** Supplied records **

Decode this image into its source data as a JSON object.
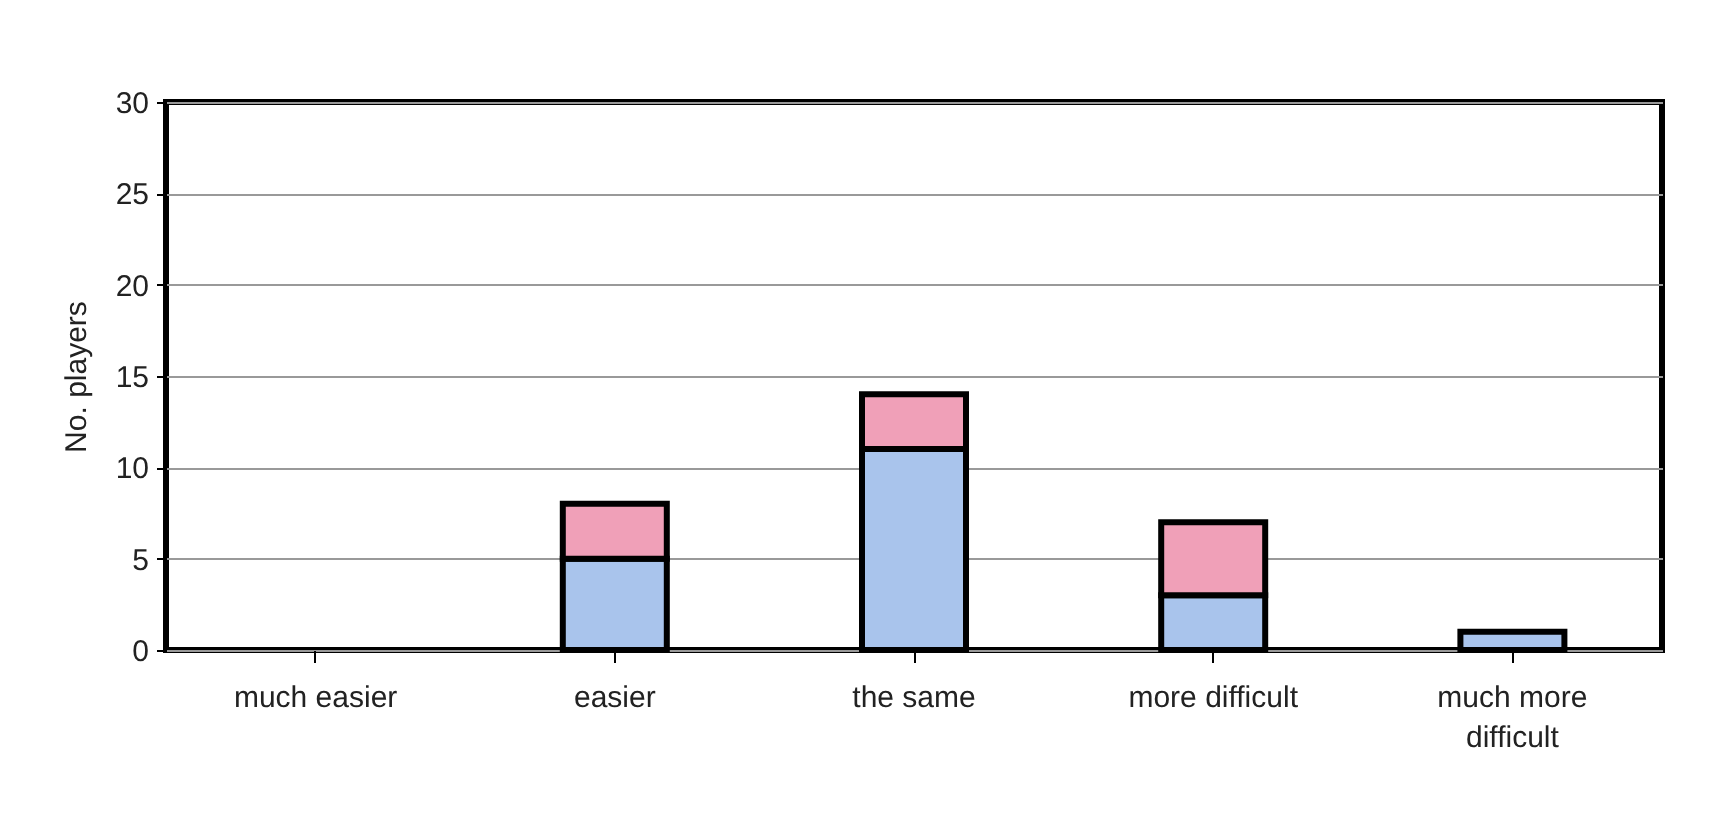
{
  "chart_data": {
    "type": "bar",
    "ylabel": "No. players",
    "stacked": true,
    "categories": [
      "much easier",
      "easier",
      "the same",
      "more difficult",
      "much more difficult"
    ],
    "series": [
      {
        "color": "#a9c4ec",
        "values": [
          0,
          5,
          11,
          3,
          1
        ]
      },
      {
        "color": "#f0a0b8",
        "values": [
          0,
          3,
          3,
          4,
          0
        ]
      }
    ],
    "ylim": [
      0,
      30
    ],
    "yticks": [
      0,
      5,
      10,
      15,
      20,
      25,
      30
    ],
    "grid": "y"
  }
}
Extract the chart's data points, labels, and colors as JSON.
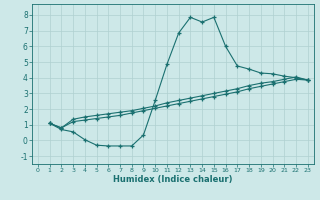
{
  "xlabel": "Humidex (Indice chaleur)",
  "xlim": [
    -0.5,
    23.5
  ],
  "ylim": [
    -1.5,
    8.7
  ],
  "xticks": [
    0,
    1,
    2,
    3,
    4,
    5,
    6,
    7,
    8,
    9,
    10,
    11,
    12,
    13,
    14,
    15,
    16,
    17,
    18,
    19,
    20,
    21,
    22,
    23
  ],
  "yticks": [
    -1,
    0,
    1,
    2,
    3,
    4,
    5,
    6,
    7,
    8
  ],
  "bg_color": "#cde8e8",
  "grid_color": "#b0d0d0",
  "line_color": "#1a7070",
  "line1_x": [
    1,
    2,
    3,
    4,
    5,
    6,
    7,
    8,
    9,
    10,
    11,
    12,
    13,
    14,
    15,
    16,
    17,
    18,
    19,
    20,
    21,
    22,
    23
  ],
  "line1_y": [
    1.1,
    0.7,
    0.55,
    0.05,
    -0.3,
    -0.35,
    -0.35,
    -0.35,
    0.35,
    2.55,
    4.85,
    6.85,
    7.85,
    7.55,
    7.85,
    6.0,
    4.75,
    4.55,
    4.3,
    4.25,
    4.1,
    4.0,
    3.85
  ],
  "line2_x": [
    1,
    2,
    3,
    4,
    5,
    6,
    7,
    8,
    9,
    10,
    11,
    12,
    13,
    14,
    15,
    16,
    17,
    18,
    19,
    20,
    21,
    22,
    23
  ],
  "line2_y": [
    1.1,
    0.8,
    1.35,
    1.5,
    1.6,
    1.7,
    1.8,
    1.9,
    2.05,
    2.2,
    2.4,
    2.55,
    2.7,
    2.85,
    3.0,
    3.15,
    3.3,
    3.5,
    3.65,
    3.75,
    3.9,
    4.05,
    3.85
  ],
  "line3_x": [
    1,
    2,
    3,
    4,
    5,
    6,
    7,
    8,
    9,
    10,
    11,
    12,
    13,
    14,
    15,
    16,
    17,
    18,
    19,
    20,
    21,
    22,
    23
  ],
  "line3_y": [
    1.1,
    0.8,
    1.2,
    1.3,
    1.4,
    1.5,
    1.6,
    1.75,
    1.9,
    2.05,
    2.2,
    2.35,
    2.5,
    2.65,
    2.8,
    2.95,
    3.1,
    3.3,
    3.45,
    3.6,
    3.75,
    3.9,
    3.85
  ]
}
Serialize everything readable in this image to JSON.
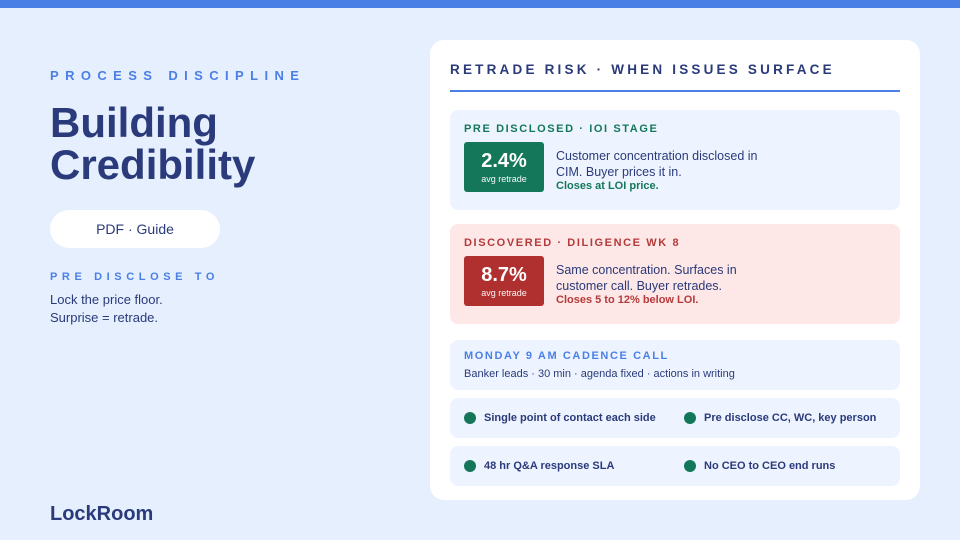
{
  "colors": {
    "accent": "#4a7fe6",
    "navy": "#2a3a7a",
    "green": "#14775a",
    "red": "#b0302f",
    "background": "#e6effe"
  },
  "left": {
    "eyebrow": "PROCESS DISCIPLINE",
    "title_line1": "Building",
    "title_line2": "Credibility",
    "pill": "PDF · Guide",
    "side_label": "PRE DISCLOSE TO",
    "side_line1": "Lock the price floor.",
    "side_line2": "Surprise = retrade.",
    "brand": "LockRoom"
  },
  "panel": {
    "title": "RETRADE RISK · WHEN ISSUES SURFACE",
    "pre_disclosed": {
      "heading": "PRE DISCLOSED · IOI STAGE",
      "stat_value": "2.4%",
      "stat_label": "avg retrade",
      "text": "Customer concentration disclosed in CIM. Buyer prices it in.",
      "note": "Closes at LOI price."
    },
    "discovered": {
      "heading": "DISCOVERED · DILIGENCE WK 8",
      "stat_value": "8.7%",
      "stat_label": "avg retrade",
      "text": "Same concentration. Surfaces in customer call. Buyer retrades.",
      "note": "Closes 5 to 12% below LOI."
    },
    "cadence": {
      "title": "MONDAY 9 AM CADENCE CALL",
      "subtitle": "Banker leads · 30 min · agenda fixed · actions in writing"
    },
    "checklist": [
      "Single point of contact each side",
      "Pre disclose CC, WC, key person",
      "48 hr Q&A response SLA",
      "No CEO to CEO end runs"
    ]
  }
}
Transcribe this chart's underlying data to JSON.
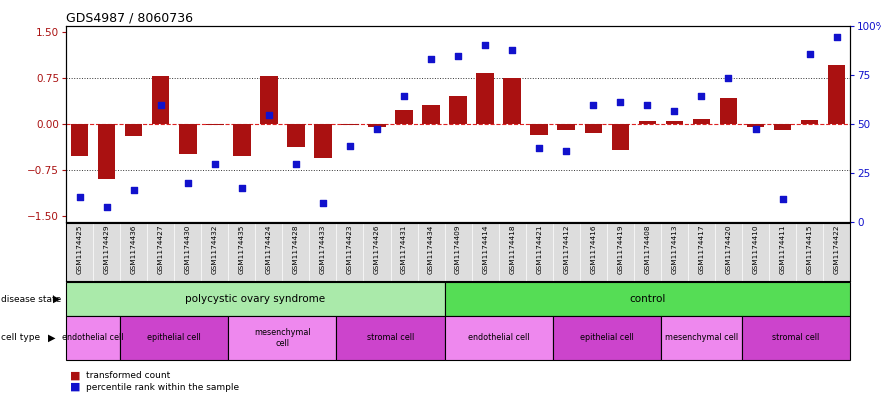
{
  "title": "GDS4987 / 8060736",
  "samples": [
    "GSM1174425",
    "GSM1174429",
    "GSM1174436",
    "GSM1174427",
    "GSM1174430",
    "GSM1174432",
    "GSM1174435",
    "GSM1174424",
    "GSM1174428",
    "GSM1174433",
    "GSM1174423",
    "GSM1174426",
    "GSM1174431",
    "GSM1174434",
    "GSM1174409",
    "GSM1174414",
    "GSM1174418",
    "GSM1174421",
    "GSM1174412",
    "GSM1174416",
    "GSM1174419",
    "GSM1174408",
    "GSM1174413",
    "GSM1174417",
    "GSM1174420",
    "GSM1174410",
    "GSM1174411",
    "GSM1174415",
    "GSM1174422"
  ],
  "bar_values": [
    -0.52,
    -0.9,
    -0.2,
    0.78,
    -0.5,
    -0.02,
    -0.52,
    0.78,
    -0.38,
    -0.55,
    -0.02,
    -0.05,
    0.22,
    0.3,
    0.46,
    0.82,
    0.75,
    -0.18,
    -0.1,
    -0.15,
    -0.42,
    0.04,
    0.04,
    0.08,
    0.42,
    -0.05,
    -0.1,
    0.06,
    0.95
  ],
  "dot_values": [
    10,
    5,
    14,
    60,
    18,
    28,
    15,
    55,
    28,
    7,
    38,
    47,
    65,
    85,
    87,
    93,
    90,
    37,
    35,
    60,
    62,
    60,
    57,
    65,
    75,
    47,
    9,
    88,
    97
  ],
  "disease_state": [
    {
      "label": "polycystic ovary syndrome",
      "start": 0,
      "end": 14,
      "color": "#AAEAAA"
    },
    {
      "label": "control",
      "start": 14,
      "end": 29,
      "color": "#55DD55"
    }
  ],
  "cell_types": [
    {
      "label": "endothelial cell",
      "start": 0,
      "end": 2,
      "color": "#EE88EE"
    },
    {
      "label": "epithelial cell",
      "start": 2,
      "end": 6,
      "color": "#CC44CC"
    },
    {
      "label": "mesenchymal\ncell",
      "start": 6,
      "end": 10,
      "color": "#EE88EE"
    },
    {
      "label": "stromal cell",
      "start": 10,
      "end": 14,
      "color": "#CC44CC"
    },
    {
      "label": "endothelial cell",
      "start": 14,
      "end": 18,
      "color": "#EE88EE"
    },
    {
      "label": "epithelial cell",
      "start": 18,
      "end": 22,
      "color": "#CC44CC"
    },
    {
      "label": "mesenchymal cell",
      "start": 22,
      "end": 25,
      "color": "#EE88EE"
    },
    {
      "label": "stromal cell",
      "start": 25,
      "end": 29,
      "color": "#CC44CC"
    }
  ],
  "ylim": [
    -1.6,
    1.6
  ],
  "yticks_left": [
    -1.5,
    -0.75,
    0.0,
    0.75,
    1.5
  ],
  "yticks_right": [
    0,
    25,
    50,
    75,
    100
  ],
  "bar_color": "#AA1111",
  "dot_color": "#1111CC",
  "hline_color": "#DD2222",
  "dotted_color": "#333333",
  "label_bg": "#DDDDDD",
  "fig_width": 8.81,
  "fig_height": 3.93,
  "dpi": 100
}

** Task **
Pull out all lines of the data with the string "difficult".

** Worked solution **
      "more difficult",
      "much more difficult"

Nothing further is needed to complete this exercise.